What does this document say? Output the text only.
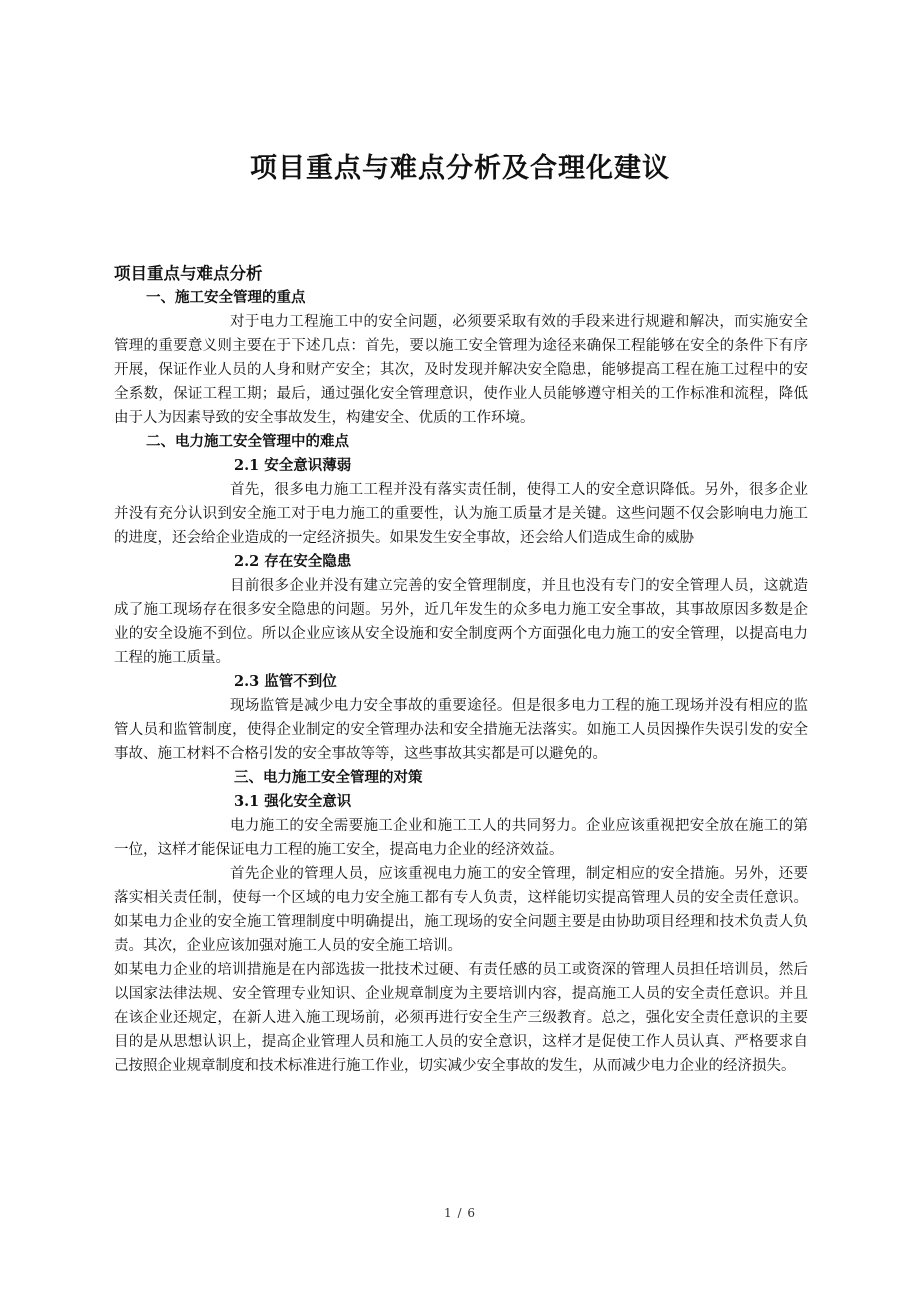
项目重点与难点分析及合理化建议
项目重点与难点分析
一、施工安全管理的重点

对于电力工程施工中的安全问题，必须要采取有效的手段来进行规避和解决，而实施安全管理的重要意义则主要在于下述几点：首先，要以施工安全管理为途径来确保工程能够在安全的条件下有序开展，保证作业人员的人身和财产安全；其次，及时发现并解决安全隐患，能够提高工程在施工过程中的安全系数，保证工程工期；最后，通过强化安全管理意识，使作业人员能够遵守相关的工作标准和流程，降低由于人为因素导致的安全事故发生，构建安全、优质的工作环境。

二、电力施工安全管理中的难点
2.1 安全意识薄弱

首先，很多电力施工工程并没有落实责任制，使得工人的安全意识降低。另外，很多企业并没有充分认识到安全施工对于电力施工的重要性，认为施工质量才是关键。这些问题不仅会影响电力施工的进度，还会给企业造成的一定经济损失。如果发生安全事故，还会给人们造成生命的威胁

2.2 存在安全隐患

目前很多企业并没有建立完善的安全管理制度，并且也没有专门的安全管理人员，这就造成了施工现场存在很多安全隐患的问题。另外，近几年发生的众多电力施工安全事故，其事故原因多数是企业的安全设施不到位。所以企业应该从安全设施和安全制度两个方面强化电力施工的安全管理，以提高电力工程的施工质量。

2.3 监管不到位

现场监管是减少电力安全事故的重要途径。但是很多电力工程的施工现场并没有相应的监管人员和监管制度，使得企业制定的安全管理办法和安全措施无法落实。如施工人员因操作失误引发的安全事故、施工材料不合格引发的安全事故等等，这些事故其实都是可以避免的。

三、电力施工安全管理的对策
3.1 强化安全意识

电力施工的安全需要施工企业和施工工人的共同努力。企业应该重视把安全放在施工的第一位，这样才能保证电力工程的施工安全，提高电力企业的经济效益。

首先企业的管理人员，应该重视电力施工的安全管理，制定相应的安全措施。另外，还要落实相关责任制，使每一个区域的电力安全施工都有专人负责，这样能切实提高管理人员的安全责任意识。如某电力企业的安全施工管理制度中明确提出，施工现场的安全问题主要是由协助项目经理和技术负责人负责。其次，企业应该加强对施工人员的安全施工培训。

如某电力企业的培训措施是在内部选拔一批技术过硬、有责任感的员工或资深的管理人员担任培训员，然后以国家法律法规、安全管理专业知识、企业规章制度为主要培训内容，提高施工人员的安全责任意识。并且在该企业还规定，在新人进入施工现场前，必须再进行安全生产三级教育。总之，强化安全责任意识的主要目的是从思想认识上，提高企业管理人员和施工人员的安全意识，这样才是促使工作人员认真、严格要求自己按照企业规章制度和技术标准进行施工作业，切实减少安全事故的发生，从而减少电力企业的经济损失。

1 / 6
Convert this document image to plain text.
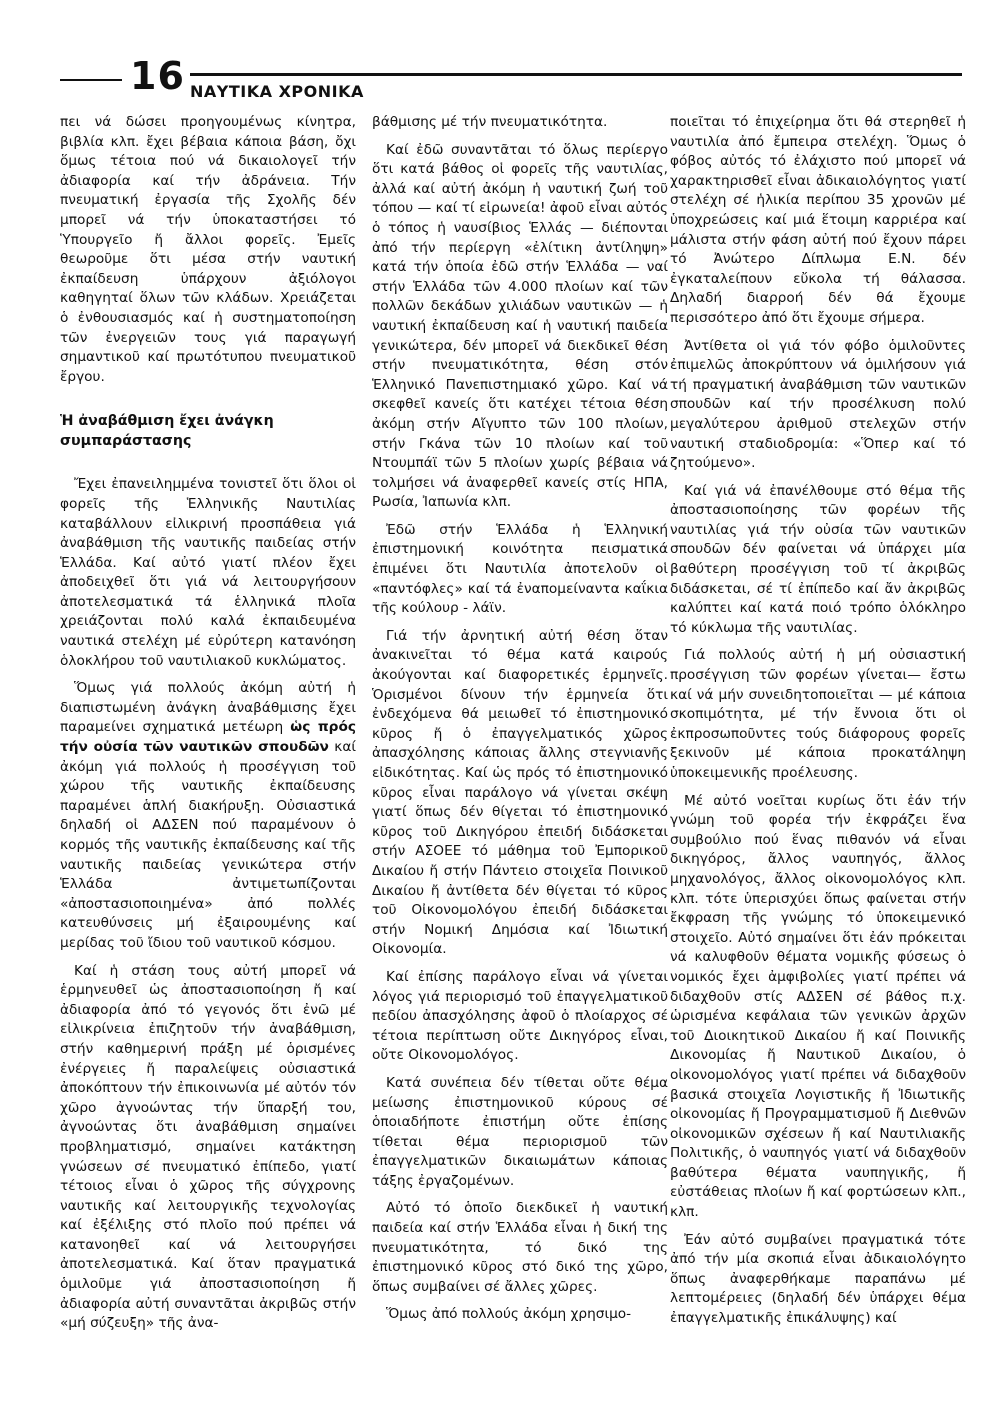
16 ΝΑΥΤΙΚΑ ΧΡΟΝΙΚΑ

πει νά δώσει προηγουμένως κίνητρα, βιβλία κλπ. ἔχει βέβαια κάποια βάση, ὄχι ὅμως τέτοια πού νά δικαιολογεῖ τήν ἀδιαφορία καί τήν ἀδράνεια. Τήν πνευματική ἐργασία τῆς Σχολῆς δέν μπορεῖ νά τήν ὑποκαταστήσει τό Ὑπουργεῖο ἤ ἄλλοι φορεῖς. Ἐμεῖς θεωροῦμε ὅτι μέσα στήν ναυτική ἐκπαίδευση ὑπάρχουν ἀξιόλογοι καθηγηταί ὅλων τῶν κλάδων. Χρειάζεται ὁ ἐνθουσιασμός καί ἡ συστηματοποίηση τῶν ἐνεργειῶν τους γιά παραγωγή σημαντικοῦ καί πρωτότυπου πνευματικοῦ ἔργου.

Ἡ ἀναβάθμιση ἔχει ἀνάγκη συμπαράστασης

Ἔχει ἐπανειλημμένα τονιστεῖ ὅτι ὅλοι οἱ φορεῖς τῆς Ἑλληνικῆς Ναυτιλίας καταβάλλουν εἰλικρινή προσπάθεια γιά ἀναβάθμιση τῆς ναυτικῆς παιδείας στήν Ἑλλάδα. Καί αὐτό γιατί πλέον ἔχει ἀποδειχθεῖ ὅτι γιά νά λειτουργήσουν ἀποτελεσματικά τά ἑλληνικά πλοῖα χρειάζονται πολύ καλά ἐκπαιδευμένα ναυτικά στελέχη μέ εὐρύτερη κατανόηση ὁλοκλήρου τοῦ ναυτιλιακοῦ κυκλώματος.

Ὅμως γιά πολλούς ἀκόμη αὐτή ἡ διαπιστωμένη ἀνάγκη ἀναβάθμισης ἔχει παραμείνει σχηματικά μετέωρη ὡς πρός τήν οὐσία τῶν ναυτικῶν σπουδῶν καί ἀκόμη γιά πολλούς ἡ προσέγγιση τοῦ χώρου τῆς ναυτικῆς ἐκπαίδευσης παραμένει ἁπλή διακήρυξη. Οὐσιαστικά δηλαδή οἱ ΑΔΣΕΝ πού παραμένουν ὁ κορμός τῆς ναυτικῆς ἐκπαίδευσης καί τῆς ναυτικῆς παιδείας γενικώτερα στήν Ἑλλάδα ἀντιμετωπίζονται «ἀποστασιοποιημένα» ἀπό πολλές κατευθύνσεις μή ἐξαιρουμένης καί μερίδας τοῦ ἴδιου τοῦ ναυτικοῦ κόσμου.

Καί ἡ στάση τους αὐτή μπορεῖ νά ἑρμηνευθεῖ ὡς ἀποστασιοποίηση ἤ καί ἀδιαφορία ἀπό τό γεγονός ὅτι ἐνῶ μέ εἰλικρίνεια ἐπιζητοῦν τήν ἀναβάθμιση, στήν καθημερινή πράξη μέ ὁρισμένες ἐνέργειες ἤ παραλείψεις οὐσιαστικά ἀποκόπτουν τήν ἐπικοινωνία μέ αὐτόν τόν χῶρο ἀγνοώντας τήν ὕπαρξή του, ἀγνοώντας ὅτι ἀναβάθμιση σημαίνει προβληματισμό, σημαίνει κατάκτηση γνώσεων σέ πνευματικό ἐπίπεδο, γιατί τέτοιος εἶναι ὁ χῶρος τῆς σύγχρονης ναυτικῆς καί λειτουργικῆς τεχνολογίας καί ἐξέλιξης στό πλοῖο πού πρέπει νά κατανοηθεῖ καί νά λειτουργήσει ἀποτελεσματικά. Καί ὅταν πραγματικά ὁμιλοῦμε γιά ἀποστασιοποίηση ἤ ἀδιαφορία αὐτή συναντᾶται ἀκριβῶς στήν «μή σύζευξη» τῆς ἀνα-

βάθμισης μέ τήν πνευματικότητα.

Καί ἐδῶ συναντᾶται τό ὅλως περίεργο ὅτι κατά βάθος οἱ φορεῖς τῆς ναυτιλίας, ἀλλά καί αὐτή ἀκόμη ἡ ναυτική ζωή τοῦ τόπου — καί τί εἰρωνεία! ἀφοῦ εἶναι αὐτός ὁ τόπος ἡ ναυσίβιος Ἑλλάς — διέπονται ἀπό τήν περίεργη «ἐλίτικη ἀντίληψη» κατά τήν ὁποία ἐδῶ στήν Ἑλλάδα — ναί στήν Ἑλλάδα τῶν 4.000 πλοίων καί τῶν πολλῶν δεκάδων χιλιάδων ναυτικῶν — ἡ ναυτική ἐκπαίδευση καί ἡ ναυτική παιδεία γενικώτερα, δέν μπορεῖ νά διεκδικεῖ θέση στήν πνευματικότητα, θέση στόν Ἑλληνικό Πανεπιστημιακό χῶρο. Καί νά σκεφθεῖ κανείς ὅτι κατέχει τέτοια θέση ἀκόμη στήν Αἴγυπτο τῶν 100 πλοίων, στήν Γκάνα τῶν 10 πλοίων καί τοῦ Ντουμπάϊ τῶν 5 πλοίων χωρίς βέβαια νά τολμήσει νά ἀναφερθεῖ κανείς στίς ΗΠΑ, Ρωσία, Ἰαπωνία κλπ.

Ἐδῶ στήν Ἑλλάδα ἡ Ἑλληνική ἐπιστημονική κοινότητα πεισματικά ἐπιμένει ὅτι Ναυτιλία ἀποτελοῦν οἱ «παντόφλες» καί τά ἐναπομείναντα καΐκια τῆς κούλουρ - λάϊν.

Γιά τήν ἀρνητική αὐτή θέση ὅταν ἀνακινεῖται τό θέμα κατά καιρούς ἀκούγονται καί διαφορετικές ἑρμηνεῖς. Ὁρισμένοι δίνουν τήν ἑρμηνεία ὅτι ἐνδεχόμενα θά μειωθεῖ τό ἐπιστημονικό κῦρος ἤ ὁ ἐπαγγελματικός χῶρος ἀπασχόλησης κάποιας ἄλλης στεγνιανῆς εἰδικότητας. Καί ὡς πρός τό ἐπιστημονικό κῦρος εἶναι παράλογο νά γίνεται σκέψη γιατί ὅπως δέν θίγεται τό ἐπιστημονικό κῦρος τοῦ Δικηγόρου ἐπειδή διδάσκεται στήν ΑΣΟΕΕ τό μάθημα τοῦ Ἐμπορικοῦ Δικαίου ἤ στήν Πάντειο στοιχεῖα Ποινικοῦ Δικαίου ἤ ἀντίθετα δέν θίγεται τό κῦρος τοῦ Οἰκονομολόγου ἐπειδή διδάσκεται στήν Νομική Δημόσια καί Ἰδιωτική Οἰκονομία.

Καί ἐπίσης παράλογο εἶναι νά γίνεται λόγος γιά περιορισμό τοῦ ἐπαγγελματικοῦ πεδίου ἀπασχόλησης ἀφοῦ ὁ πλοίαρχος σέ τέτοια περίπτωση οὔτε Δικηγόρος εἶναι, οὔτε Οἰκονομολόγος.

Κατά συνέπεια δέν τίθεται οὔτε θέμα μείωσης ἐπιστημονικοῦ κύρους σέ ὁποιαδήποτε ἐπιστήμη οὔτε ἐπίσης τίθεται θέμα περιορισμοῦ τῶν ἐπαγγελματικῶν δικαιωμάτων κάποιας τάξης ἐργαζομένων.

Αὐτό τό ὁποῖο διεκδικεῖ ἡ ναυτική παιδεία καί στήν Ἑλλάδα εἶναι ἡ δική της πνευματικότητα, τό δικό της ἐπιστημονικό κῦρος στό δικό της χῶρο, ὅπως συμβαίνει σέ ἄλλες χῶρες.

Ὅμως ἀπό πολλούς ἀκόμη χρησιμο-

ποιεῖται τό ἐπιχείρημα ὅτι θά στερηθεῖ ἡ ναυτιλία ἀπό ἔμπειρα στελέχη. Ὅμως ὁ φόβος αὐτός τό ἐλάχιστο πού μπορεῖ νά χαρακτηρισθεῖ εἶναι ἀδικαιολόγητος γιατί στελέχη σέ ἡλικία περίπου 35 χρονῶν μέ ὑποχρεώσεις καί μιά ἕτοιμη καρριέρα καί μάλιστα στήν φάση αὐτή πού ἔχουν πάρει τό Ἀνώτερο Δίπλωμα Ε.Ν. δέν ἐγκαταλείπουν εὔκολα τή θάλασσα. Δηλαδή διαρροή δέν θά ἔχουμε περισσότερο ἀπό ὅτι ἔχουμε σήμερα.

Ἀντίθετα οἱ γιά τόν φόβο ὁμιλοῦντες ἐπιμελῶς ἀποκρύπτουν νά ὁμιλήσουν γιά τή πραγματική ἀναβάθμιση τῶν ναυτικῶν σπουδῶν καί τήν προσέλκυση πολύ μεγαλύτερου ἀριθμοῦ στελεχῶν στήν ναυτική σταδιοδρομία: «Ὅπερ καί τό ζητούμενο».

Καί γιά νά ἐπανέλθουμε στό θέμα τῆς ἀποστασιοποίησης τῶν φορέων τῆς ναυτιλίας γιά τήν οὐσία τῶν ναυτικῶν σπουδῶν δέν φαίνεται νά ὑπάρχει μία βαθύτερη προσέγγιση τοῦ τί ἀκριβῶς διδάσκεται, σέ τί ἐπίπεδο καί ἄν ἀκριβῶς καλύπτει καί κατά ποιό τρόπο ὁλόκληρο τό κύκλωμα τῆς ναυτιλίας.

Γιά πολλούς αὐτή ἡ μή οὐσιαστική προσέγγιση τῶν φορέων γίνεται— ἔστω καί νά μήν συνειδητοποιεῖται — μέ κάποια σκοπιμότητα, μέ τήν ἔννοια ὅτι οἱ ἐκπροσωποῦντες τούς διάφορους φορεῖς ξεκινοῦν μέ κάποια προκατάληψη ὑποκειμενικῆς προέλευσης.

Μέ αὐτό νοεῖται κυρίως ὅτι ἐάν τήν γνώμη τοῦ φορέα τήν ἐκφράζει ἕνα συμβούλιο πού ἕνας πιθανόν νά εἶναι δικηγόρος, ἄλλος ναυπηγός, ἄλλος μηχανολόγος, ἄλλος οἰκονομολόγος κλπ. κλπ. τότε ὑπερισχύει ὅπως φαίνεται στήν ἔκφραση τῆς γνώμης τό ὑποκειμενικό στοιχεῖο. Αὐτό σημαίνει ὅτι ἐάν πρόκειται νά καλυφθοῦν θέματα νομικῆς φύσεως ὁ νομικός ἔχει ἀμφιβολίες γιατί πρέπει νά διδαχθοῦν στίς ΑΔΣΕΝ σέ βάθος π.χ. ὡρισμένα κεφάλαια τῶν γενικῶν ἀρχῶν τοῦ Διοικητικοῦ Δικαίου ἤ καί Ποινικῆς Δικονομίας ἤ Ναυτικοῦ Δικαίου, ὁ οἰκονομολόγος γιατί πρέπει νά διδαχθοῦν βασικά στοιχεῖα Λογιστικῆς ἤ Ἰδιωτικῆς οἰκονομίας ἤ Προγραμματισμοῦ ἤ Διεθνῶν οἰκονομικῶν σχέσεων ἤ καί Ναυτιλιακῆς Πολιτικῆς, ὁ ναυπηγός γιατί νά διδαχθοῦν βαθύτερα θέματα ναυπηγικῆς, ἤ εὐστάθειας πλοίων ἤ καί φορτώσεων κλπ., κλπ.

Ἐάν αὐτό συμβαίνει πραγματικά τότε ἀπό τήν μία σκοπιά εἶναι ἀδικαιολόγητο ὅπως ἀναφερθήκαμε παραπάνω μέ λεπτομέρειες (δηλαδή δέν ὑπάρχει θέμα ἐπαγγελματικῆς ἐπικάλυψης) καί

————————

* **Exercise brief**: Looking at the records above, report how many lines contain the word "ἐπίσης". Answer with the number only.

* **Response to this exercise**: 2